For every line in the records that has the word "Lothian", make a copy.

** begin MATERIAL FOR THIS TASK **

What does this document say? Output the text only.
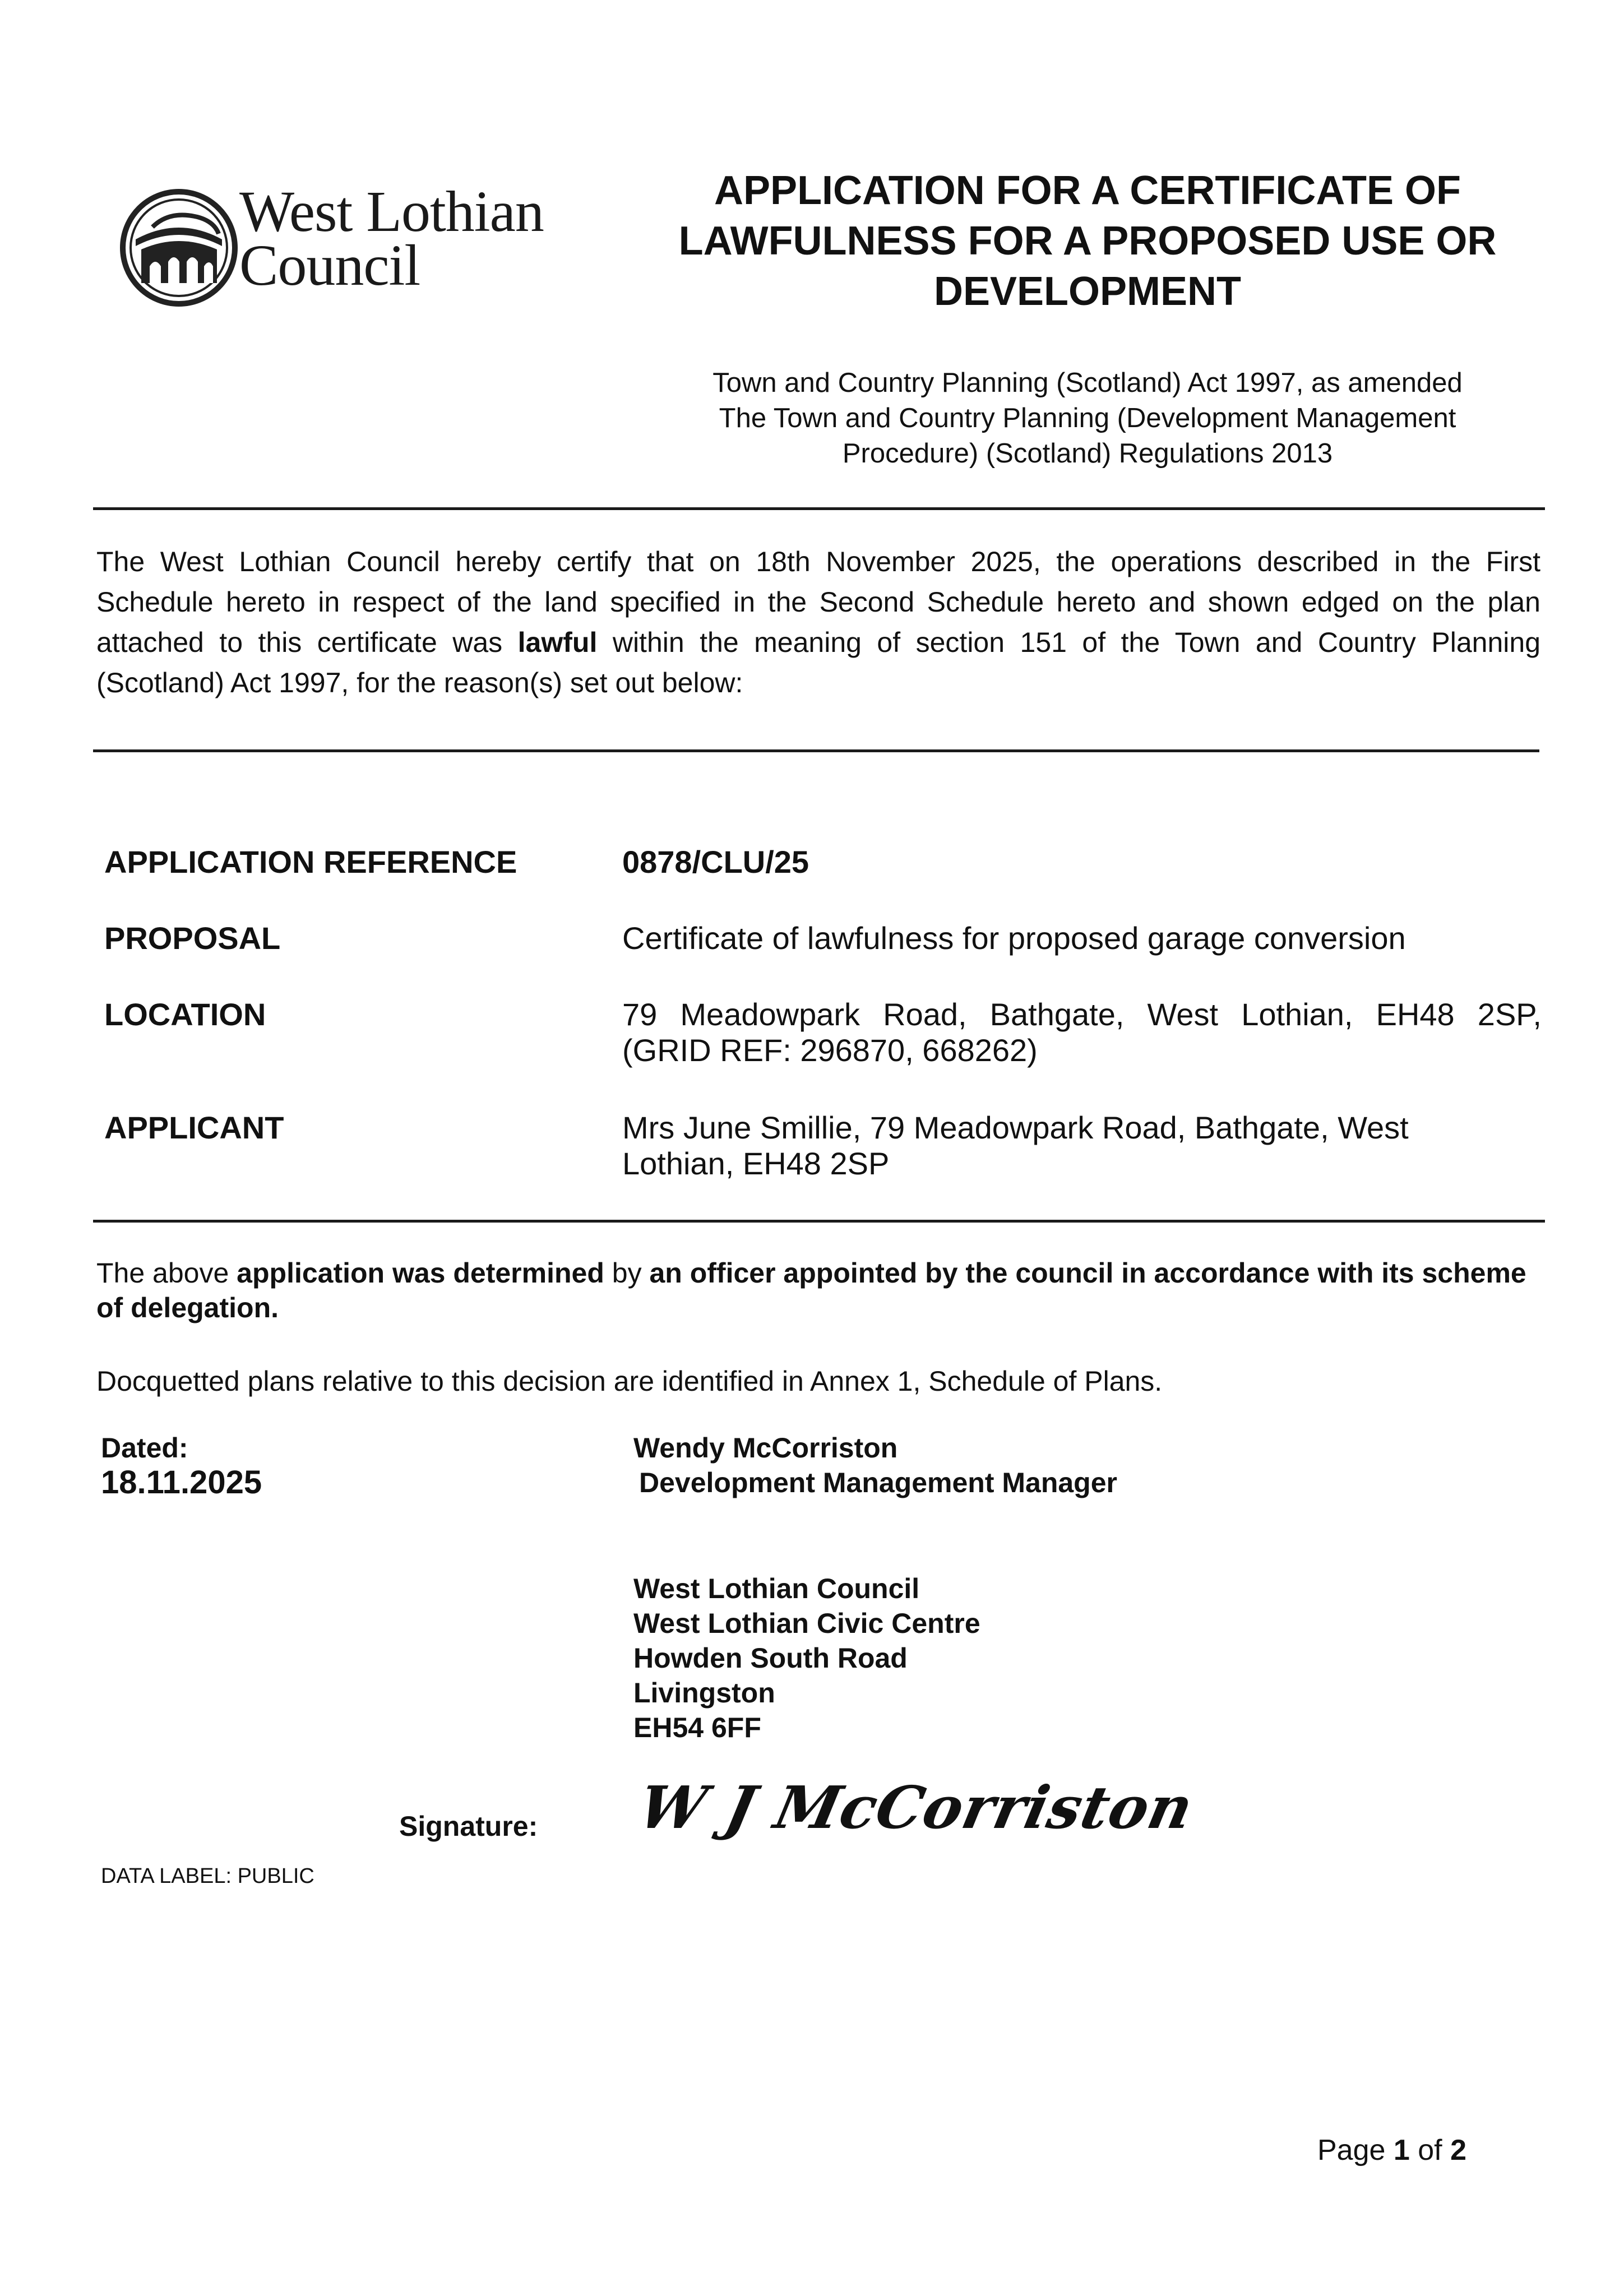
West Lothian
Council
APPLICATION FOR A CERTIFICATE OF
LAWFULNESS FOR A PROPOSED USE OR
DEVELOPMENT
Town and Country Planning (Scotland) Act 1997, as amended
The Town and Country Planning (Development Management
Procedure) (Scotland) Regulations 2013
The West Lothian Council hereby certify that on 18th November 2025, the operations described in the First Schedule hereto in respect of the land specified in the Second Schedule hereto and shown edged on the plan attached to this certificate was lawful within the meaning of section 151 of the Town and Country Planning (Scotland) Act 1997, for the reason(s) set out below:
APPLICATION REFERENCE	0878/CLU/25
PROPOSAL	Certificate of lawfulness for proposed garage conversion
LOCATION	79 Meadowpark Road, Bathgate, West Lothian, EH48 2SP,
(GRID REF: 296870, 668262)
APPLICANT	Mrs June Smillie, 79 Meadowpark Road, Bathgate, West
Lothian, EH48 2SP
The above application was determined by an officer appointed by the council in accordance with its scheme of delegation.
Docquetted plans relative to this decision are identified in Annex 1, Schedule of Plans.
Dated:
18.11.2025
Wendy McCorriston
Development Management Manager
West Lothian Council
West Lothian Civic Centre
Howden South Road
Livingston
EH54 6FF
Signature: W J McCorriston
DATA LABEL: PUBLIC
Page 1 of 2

** end MATERIAL FOR THIS TASK **
** begin MATERIAL FOR THIS TASK **

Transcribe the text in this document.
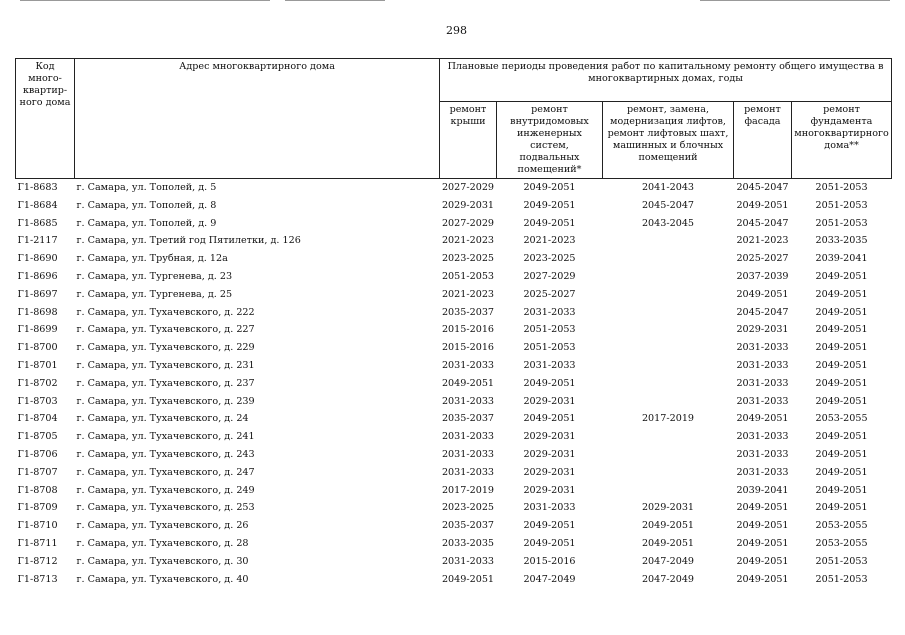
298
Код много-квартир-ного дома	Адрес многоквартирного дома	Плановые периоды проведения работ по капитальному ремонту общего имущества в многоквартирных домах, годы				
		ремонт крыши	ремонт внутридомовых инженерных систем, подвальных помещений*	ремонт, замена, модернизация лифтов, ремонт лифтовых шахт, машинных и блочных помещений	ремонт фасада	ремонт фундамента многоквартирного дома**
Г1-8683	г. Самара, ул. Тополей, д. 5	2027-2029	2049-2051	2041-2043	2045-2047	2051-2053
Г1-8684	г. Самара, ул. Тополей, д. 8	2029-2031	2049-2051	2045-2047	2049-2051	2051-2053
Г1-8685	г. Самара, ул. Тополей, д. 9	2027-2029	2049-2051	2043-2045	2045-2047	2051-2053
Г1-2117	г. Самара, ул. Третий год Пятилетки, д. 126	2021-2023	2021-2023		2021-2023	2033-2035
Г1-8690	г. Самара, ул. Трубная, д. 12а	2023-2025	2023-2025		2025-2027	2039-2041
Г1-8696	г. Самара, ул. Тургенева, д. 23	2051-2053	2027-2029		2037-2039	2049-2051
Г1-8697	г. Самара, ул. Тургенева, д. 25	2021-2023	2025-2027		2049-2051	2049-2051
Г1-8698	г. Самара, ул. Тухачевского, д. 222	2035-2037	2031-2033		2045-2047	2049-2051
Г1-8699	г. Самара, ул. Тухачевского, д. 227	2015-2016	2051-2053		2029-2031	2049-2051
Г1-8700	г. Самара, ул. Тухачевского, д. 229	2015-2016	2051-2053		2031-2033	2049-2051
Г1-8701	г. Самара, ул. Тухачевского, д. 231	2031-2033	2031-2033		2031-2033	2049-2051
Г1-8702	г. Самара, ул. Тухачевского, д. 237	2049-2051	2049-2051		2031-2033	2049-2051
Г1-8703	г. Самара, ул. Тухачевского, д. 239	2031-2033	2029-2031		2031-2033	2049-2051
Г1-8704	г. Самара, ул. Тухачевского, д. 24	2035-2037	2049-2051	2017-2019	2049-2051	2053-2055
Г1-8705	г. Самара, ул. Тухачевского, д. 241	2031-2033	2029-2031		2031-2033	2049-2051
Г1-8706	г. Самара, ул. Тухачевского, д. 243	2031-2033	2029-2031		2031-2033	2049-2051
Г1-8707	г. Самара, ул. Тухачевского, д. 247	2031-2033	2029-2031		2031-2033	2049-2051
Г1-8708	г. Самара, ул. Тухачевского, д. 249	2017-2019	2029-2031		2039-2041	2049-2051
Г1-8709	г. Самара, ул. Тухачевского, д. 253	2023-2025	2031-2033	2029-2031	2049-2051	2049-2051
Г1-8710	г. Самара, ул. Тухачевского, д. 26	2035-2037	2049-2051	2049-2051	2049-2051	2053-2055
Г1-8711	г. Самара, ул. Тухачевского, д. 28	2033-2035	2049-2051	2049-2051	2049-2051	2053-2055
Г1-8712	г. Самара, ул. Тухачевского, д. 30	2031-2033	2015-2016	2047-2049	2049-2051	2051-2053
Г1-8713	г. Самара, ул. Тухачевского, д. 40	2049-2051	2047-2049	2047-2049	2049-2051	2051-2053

** end MATERIAL FOR THIS TASK **
** begin MATERIAL FOR THIS TASK **

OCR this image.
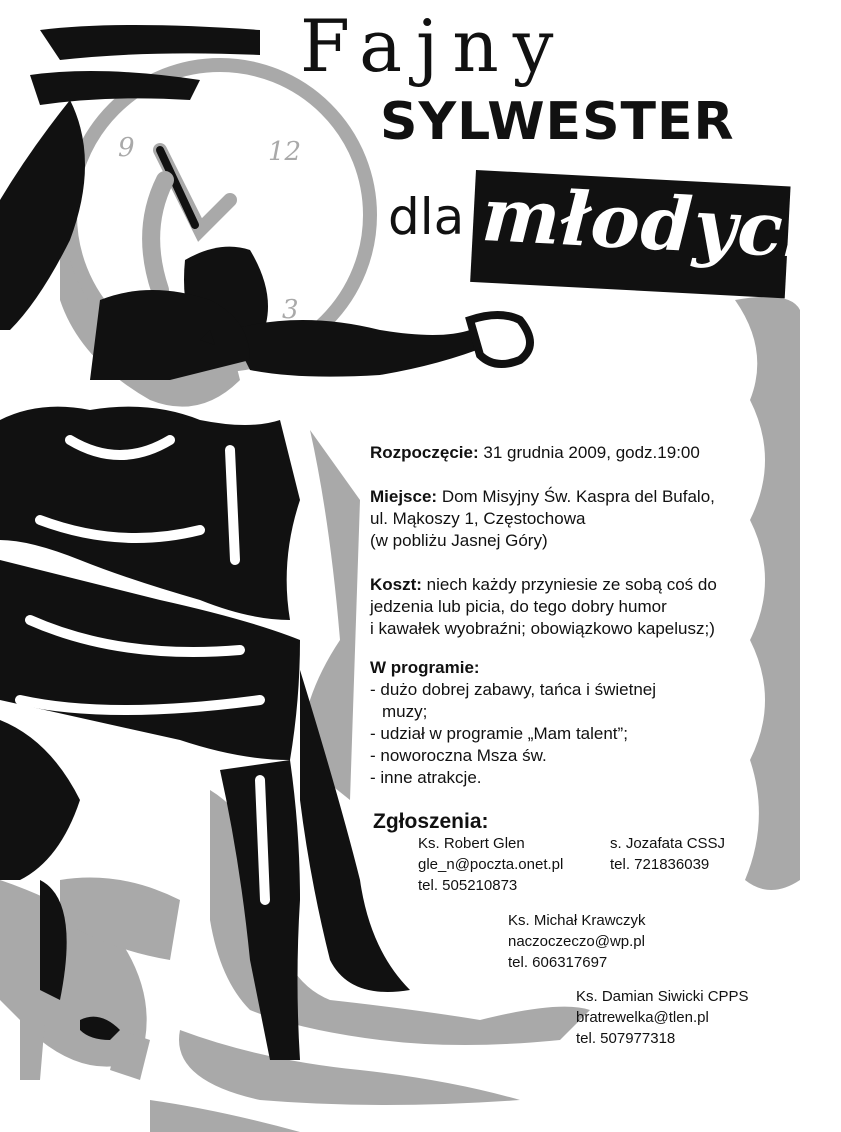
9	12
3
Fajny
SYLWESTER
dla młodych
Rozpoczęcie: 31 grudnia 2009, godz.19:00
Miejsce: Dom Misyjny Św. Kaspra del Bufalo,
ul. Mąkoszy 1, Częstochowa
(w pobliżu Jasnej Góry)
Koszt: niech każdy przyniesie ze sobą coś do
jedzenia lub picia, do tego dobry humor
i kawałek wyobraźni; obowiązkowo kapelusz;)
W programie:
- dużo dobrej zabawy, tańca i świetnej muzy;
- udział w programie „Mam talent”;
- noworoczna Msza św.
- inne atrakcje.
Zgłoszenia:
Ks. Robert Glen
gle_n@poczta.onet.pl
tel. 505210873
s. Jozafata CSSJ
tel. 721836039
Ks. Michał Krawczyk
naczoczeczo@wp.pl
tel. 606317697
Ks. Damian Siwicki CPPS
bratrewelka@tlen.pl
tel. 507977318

** end MATERIAL FOR THIS TASK **

SOLUTION.
West Lothian
The West Lothian Council hereby certify that on 18th November 2025, the operations described in the First Schedule hereto in respect of the land specified in the Second Schedule hereto and shown edged on the plan attached to this certificate was lawful within the meaning of section 151 of the Town and Country Planning (Scotland) Act 1997, for the reason(s) set out below:
LOCATION	79 Meadowpark Road, Bathgate, West Lothian, EH48 2SP,
Lothian, EH48 2SP
West Lothian Council
West Lothian Civic Centre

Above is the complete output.